_WHAT YOU HAVE TO DO_: Give the number of lines that include the string "后引发起弱视", nothing more.

Saved entries:
[start]

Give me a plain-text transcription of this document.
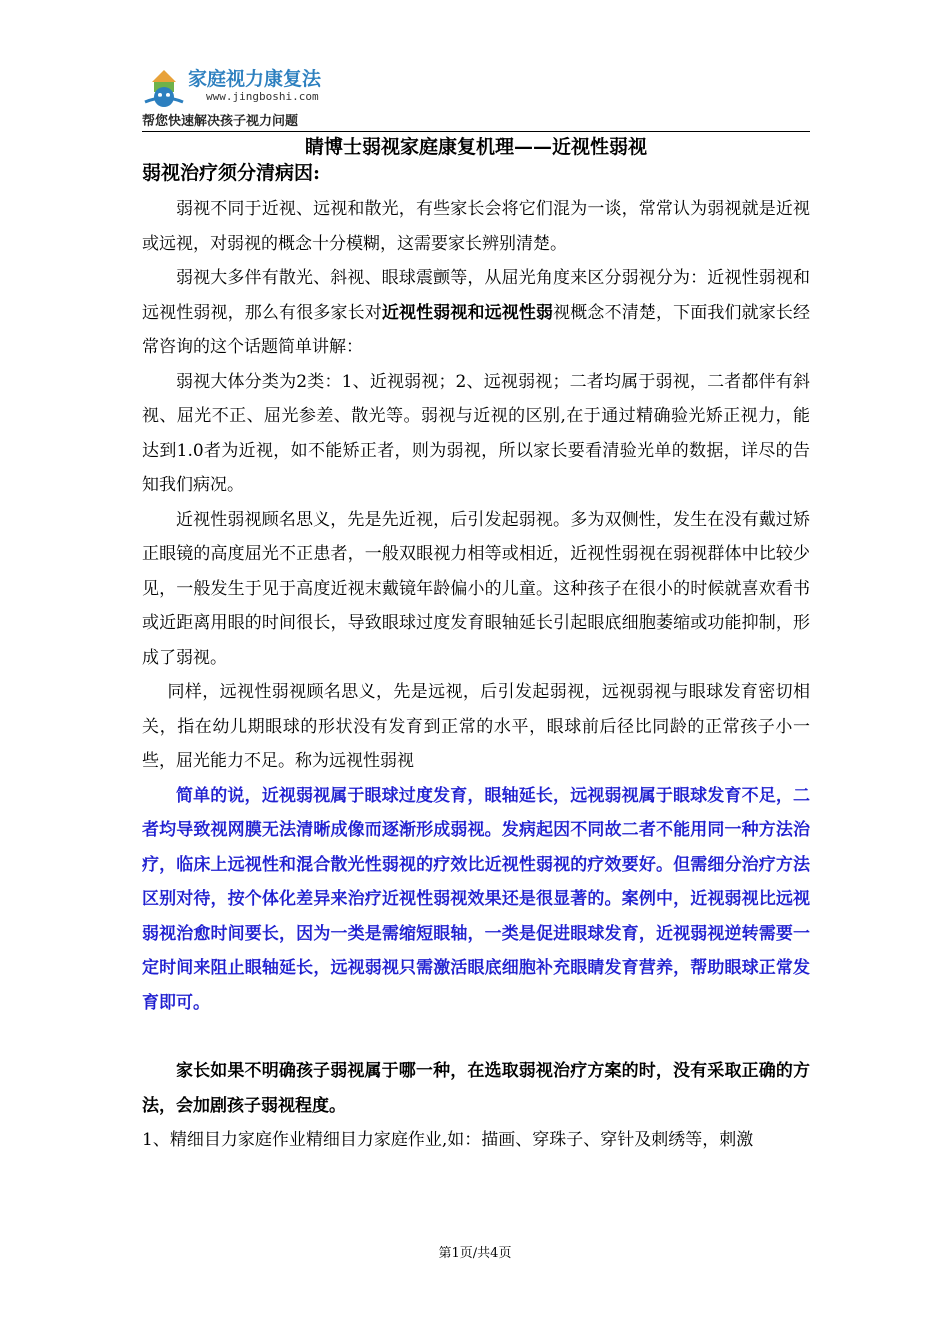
家庭视力康复法
www.jingboshi.com
帮您快速解决孩子视力问题
睛博士弱视家庭康复机理——近视性弱视
弱视治疗须分清病因:

弱视不同于近视、远视和散光，有些家长会将它们混为一谈，常常认为弱视就是近视或远视，对弱视的概念十分模糊，这需要家长辨别清楚。

弱视大多伴有散光、斜视、眼球震颤等，从屈光角度来区分弱视分为：近视性弱视和远视性弱视，那么有很多家长对近视性弱视和远视性弱视概念不清楚，下面我们就家长经常咨询的这个话题简单讲解：

弱视大体分类为2类：1、近视弱视；2、远视弱视；二者均属于弱视，二者都伴有斜视、屈光不正、屈光参差、散光等。弱视与近视的区别,在于通过精确验光矫正视力，能达到1.0者为近视，如不能矫正者，则为弱视，所以家长要看清验光单的数据，详尽的告知我们病况。

近视性弱视顾名思义，先是先近视，后引发起弱视。多为双侧性，发生在没有戴过矫正眼镜的高度屈光不正患者，一般双眼视力相等或相近，近视性弱视在弱视群体中比较少见，一般发生于见于高度近视末戴镜年龄偏小的儿童。这种孩子在很小的时候就喜欢看书或近距离用眼的时间很长，导致眼球过度发育眼轴延长引起眼底细胞萎缩或功能抑制，形成了弱视。

同样，远视性弱视顾名思义，先是远视，后引发起弱视，远视弱视与眼球发育密切相关，指在幼儿期眼球的形状没有发育到正常的水平，眼球前后径比同龄的正常孩子小一些，屈光能力不足。称为远视性弱视

简单的说，近视弱视属于眼球过度发育，眼轴延长，远视弱视属于眼球发育不足，二者均导致视网膜无法清晰成像而逐渐形成弱视。发病起因不同故二者不能用同一种方法治疗，临床上远视性和混合散光性弱视的疗效比近视性弱视的疗效要好。但需细分治疗方法区别对待，按个体化差异来治疗近视性弱视效果还是很显著的。案例中，近视弱视比远视弱视治愈时间要长，因为一类是需缩短眼轴，一类是促进眼球发育，近视弱视逆转需要一定时间来阻止眼轴延长，远视弱视只需激活眼底细胞补充眼睛发育营养，帮助眼球正常发育即可。

家长如果不明确孩子弱视属于哪一种，在选取弱视治疗方案的时，没有采取正确的方法，会加剧孩子弱视程度。

1、精细目力家庭作业精细目力家庭作业,如：描画、穿珠子、穿针及刺绣等，刺激

第1页/共4页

[end]

_FINISHED ANSWER_: 2